(Records from a data source)
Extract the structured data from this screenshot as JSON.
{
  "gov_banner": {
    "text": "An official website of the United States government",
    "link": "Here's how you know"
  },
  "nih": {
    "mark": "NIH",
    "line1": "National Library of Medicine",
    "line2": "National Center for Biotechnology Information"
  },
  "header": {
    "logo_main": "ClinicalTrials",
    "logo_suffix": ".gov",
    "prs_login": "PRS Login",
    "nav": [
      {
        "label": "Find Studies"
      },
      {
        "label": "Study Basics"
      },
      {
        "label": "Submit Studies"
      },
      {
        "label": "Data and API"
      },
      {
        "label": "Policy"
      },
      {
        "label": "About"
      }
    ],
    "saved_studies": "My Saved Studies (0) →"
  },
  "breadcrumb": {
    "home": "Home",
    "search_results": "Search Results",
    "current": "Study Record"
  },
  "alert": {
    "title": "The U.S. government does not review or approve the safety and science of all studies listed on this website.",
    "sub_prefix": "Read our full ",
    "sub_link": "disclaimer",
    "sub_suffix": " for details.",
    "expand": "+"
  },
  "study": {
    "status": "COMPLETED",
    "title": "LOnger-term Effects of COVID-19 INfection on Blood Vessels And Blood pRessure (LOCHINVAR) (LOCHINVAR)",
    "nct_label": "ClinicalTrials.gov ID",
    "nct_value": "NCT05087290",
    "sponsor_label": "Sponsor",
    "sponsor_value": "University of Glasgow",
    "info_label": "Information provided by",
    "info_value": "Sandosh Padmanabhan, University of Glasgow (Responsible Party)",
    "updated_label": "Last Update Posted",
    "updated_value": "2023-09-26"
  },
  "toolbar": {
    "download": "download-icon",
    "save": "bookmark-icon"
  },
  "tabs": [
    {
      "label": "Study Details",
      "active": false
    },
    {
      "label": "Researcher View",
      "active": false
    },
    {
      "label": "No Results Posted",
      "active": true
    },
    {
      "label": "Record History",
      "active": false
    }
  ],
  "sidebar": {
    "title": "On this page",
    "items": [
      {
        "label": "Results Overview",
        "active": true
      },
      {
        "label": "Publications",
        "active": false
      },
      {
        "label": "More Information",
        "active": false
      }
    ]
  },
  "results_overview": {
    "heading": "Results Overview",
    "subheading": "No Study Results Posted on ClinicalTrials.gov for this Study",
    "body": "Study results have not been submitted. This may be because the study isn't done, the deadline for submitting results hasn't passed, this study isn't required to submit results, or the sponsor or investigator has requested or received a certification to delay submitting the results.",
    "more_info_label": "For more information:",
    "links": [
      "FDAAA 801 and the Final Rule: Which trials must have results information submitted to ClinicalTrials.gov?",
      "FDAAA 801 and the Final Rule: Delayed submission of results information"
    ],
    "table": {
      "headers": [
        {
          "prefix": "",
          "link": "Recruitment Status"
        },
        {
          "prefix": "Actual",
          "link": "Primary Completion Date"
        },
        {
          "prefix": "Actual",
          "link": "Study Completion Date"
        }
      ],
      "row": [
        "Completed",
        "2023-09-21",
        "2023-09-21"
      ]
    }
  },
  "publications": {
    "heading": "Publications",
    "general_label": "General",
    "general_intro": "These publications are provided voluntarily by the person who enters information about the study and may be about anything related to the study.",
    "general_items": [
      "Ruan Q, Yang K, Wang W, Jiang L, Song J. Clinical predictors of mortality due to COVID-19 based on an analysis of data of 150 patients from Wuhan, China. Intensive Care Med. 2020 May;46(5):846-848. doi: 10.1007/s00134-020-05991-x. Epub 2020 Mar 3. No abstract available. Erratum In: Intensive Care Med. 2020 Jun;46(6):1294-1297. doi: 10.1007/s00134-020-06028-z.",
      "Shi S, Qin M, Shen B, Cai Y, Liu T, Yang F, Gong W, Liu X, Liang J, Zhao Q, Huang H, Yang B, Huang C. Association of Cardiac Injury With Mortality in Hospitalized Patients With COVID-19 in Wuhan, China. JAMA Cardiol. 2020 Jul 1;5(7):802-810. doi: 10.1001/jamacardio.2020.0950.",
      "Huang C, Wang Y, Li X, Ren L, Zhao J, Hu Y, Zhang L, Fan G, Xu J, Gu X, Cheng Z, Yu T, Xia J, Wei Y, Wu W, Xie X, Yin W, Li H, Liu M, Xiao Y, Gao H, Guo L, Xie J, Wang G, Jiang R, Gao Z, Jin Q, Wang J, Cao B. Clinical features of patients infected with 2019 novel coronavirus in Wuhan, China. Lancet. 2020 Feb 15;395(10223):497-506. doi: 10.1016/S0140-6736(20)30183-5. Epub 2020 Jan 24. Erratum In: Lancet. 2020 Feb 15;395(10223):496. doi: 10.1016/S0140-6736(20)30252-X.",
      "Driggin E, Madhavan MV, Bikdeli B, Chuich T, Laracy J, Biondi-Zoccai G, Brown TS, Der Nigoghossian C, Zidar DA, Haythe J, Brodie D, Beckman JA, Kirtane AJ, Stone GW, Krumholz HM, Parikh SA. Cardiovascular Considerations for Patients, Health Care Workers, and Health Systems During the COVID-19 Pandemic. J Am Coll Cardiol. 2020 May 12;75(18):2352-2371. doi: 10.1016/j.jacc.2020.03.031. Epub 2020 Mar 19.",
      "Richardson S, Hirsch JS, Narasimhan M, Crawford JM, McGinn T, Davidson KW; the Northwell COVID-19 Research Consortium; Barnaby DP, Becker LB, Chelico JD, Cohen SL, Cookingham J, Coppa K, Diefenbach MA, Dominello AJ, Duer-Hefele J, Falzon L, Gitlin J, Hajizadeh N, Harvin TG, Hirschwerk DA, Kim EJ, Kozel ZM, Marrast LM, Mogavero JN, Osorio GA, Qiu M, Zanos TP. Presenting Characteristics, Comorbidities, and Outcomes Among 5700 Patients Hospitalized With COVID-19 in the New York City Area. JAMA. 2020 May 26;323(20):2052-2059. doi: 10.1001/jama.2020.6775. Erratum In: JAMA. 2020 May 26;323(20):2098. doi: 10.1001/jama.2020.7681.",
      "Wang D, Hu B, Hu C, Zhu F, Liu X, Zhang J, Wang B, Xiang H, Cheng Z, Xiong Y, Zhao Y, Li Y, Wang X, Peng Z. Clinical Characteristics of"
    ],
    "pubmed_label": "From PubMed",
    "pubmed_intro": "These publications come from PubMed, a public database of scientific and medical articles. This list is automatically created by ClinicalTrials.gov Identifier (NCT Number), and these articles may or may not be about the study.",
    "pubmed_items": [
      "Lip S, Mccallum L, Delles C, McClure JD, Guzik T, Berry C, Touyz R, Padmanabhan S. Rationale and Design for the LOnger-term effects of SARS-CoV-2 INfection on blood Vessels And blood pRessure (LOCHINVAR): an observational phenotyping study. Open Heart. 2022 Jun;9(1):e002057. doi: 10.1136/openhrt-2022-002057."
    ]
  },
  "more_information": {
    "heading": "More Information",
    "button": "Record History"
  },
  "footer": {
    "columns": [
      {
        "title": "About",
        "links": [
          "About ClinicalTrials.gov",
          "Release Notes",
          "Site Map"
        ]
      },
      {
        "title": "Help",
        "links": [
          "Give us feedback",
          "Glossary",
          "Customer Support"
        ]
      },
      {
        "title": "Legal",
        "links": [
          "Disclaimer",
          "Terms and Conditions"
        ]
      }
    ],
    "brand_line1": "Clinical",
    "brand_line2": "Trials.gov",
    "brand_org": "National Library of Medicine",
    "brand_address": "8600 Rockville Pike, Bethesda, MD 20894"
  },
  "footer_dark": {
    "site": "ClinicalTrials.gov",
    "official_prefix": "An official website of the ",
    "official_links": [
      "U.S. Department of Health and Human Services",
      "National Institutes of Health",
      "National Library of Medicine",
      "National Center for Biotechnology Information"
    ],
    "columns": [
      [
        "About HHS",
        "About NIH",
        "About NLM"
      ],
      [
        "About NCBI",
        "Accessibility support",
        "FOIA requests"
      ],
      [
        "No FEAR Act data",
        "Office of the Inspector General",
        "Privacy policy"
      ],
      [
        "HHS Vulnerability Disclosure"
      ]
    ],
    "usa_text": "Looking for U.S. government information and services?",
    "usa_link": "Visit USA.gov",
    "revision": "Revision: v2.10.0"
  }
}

## [Your assignment]
Copy out each line from the preceding entries that mentions the word "Library".

## [Written answer]
    "line1": "National Library of Medicine",
    "brand_org": "National Library of Medicine",
      "National Library of Medicine",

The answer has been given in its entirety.